▸ **WHAT YOU WILL DO**
Each entry that follows is to be retyped exactly. Pictures do not belong in the copy.

▸ **DATA LINES**
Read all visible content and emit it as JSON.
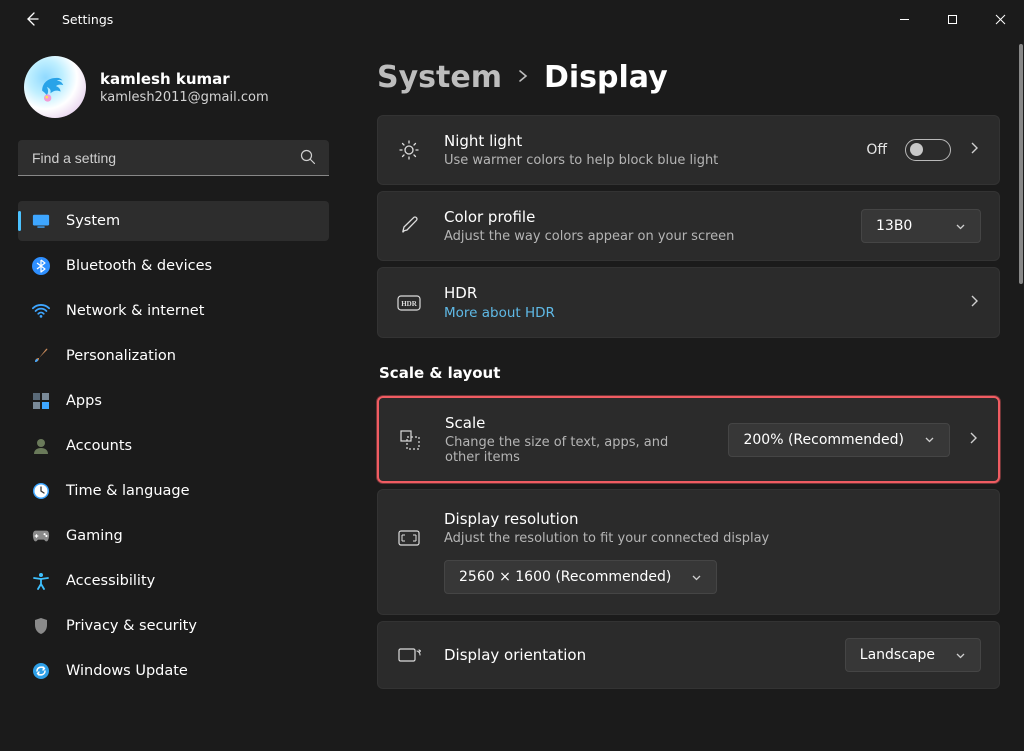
{
  "window": {
    "title": "Settings"
  },
  "profile": {
    "name": "kamlesh kumar",
    "email": "kamlesh2011@gmail.com"
  },
  "search": {
    "placeholder": "Find a setting"
  },
  "sidebar": {
    "items": [
      {
        "label": "System"
      },
      {
        "label": "Bluetooth & devices"
      },
      {
        "label": "Network & internet"
      },
      {
        "label": "Personalization"
      },
      {
        "label": "Apps"
      },
      {
        "label": "Accounts"
      },
      {
        "label": "Time & language"
      },
      {
        "label": "Gaming"
      },
      {
        "label": "Accessibility"
      },
      {
        "label": "Privacy & security"
      },
      {
        "label": "Windows Update"
      }
    ]
  },
  "breadcrumb": {
    "root": "System",
    "page": "Display"
  },
  "nightlight": {
    "title": "Night light",
    "sub": "Use warmer colors to help block blue light",
    "state": "Off"
  },
  "colorprofile": {
    "title": "Color profile",
    "sub": "Adjust the way colors appear on your screen",
    "value": "13B0"
  },
  "hdr": {
    "title": "HDR",
    "link": "More about HDR"
  },
  "section_scale": "Scale & layout",
  "scale": {
    "title": "Scale",
    "sub": "Change the size of text, apps, and other items",
    "value": "200% (Recommended)"
  },
  "resolution": {
    "title": "Display resolution",
    "sub": "Adjust the resolution to fit your connected display",
    "value": "2560 × 1600 (Recommended)"
  },
  "orientation": {
    "title": "Display orientation",
    "value": "Landscape"
  }
}
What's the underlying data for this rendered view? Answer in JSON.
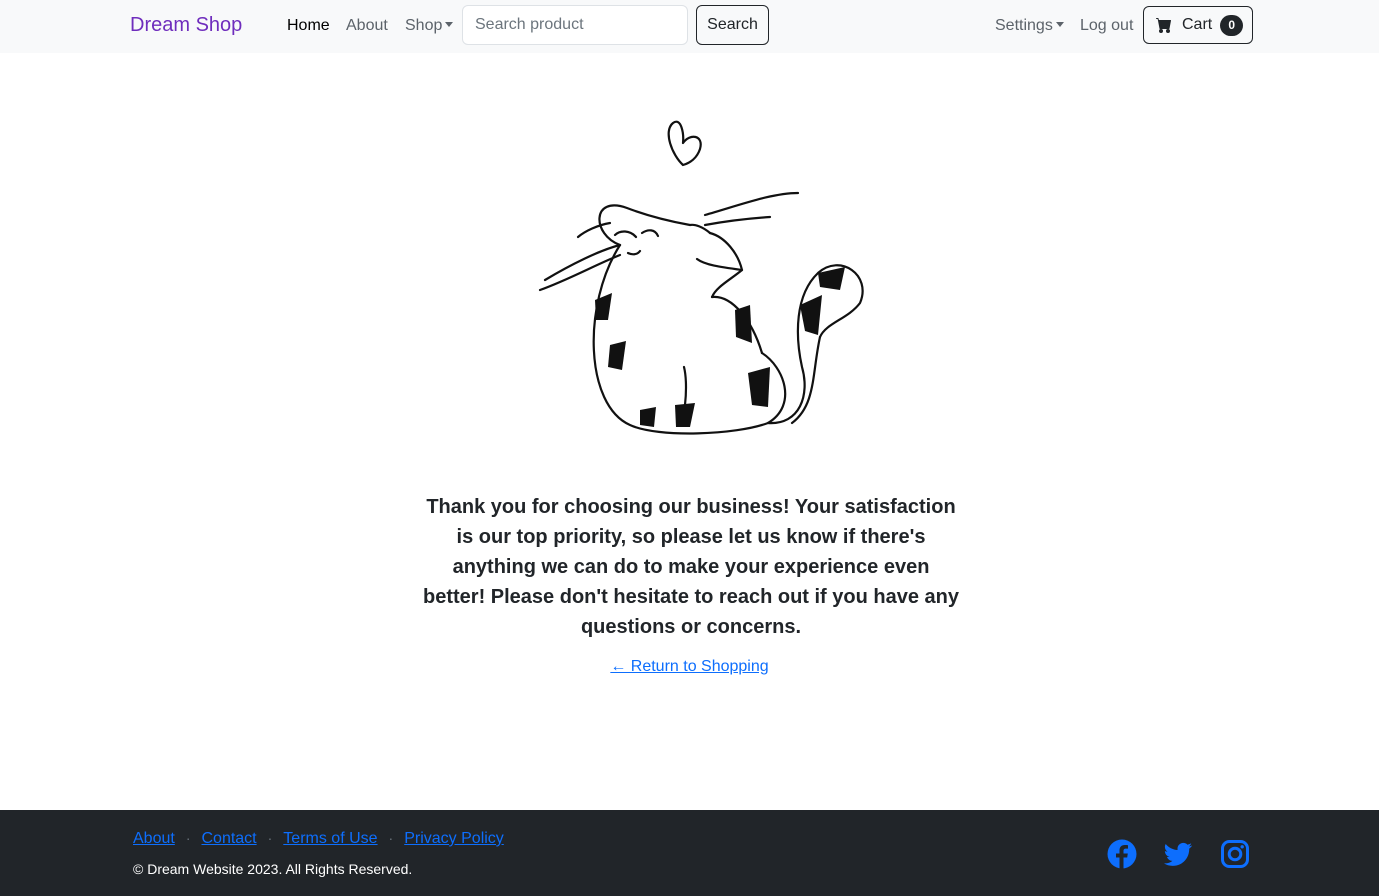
{
  "nav": {
    "brand": "Dream Shop",
    "home": "Home",
    "about": "About",
    "shop": "Shop",
    "search_placeholder": "Search product",
    "search_button": "Search",
    "settings": "Settings",
    "logout": "Log out",
    "cart_label": "Cart",
    "cart_count": "0"
  },
  "main": {
    "message": "Thank you for choosing our business! Your satisfaction is our top priority, so please let us know if there's anything we can do to make your experience even better! Please don't hesitate to reach out if you have any questions or concerns.",
    "return_link": "← Return to Shopping"
  },
  "footer": {
    "links": [
      "About",
      "Contact",
      "Terms of Use",
      "Privacy Policy"
    ],
    "separator": "·",
    "copyright": "© Dream Website 2023. All Rights Reserved.",
    "social_icons": [
      "facebook-icon",
      "twitter-icon",
      "instagram-icon"
    ]
  },
  "colors": {
    "brand": "#6f2dbd",
    "link": "#0d6efd",
    "navbar_bg": "#f8f9fa",
    "footer_bg": "#212529"
  }
}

▸ **EXERCISE SOLUTION**
Read all visible content and emit it as JSON.
{
  "window": {
    "title": "Settings"
  },
  "profile": {
    "name": "kamlesh kumar",
    "email": "kamlesh2011@gmail.com"
  },
  "search": {
    "placeholder": "Find a setting"
  },
  "sidebar": {
    "items": [
      {
        "label": "System"
      },
      {
        "label": "Bluetooth & devices"
      },
      {
        "label": "Network & internet"
      },
      {
        "label": "Personalization"
      },
      {
        "label": "Apps"
      },
      {
        "label": "Accounts"
      },
      {
        "label": "Time & language"
      },
      {
        "label": "Gaming"
      },
      {
        "label": "Accessibility"
      },
      {
        "label": "Privacy & security"
      },
      {
        "label": "Windows Update"
      }
    ]
  },
  "breadcrumb": {
    "root": "System",
    "page": "Display"
  },
  "nightlight": {
    "title": "Night light",
    "sub": "Use warmer colors to help block blue light",
    "state": "Off"
  },
  "colorprofile": {
    "title": "Color profile",
    "sub": "Adjust the way colors appear on your screen",
    "value": "13B0"
  },
  "hdr": {
    "title": "HDR",
    "link": "More about HDR"
  },
  "section_scale": "Scale & layout",
  "scale": {
    "title": "Scale",
    "sub": "Change the size of text, apps, and other items",
    "value": "200% (Recommended)"
  },
  "resolution": {
    "title": "Display resolution",
    "sub": "Adjust the resolution to fit your connected display",
    "value": "2560 × 1600 (Recommended)"
  },
  "orientation": {
    "title": "Display orientation",
    "value": "Landscape"
  }
}
What's the underlying data for this rendered view? Answer in JSON.
{
  "nav": {
    "brand": "Dream Shop",
    "home": "Home",
    "about": "About",
    "shop": "Shop",
    "search_placeholder": "Search product",
    "search_button": "Search",
    "settings": "Settings",
    "logout": "Log out",
    "cart_label": "Cart",
    "cart_count": "0"
  },
  "main": {
    "message": "Thank you for choosing our business! Your satisfaction is our top priority, so please let us know if there's anything we can do to make your experience even better! Please don't hesitate to reach out if you have any questions or concerns.",
    "return_link": "← Return to Shopping"
  },
  "footer": {
    "links": [
      "About",
      "Contact",
      "Terms of Use",
      "Privacy Policy"
    ],
    "separator": "·",
    "copyright": "© Dream Website 2023. All Rights Reserved.",
    "social_icons": [
      "facebook-icon",
      "twitter-icon",
      "instagram-icon"
    ]
  },
  "colors": {
    "brand": "#6f2dbd",
    "link": "#0d6efd",
    "navbar_bg": "#f8f9fa",
    "footer_bg": "#212529"
  }
}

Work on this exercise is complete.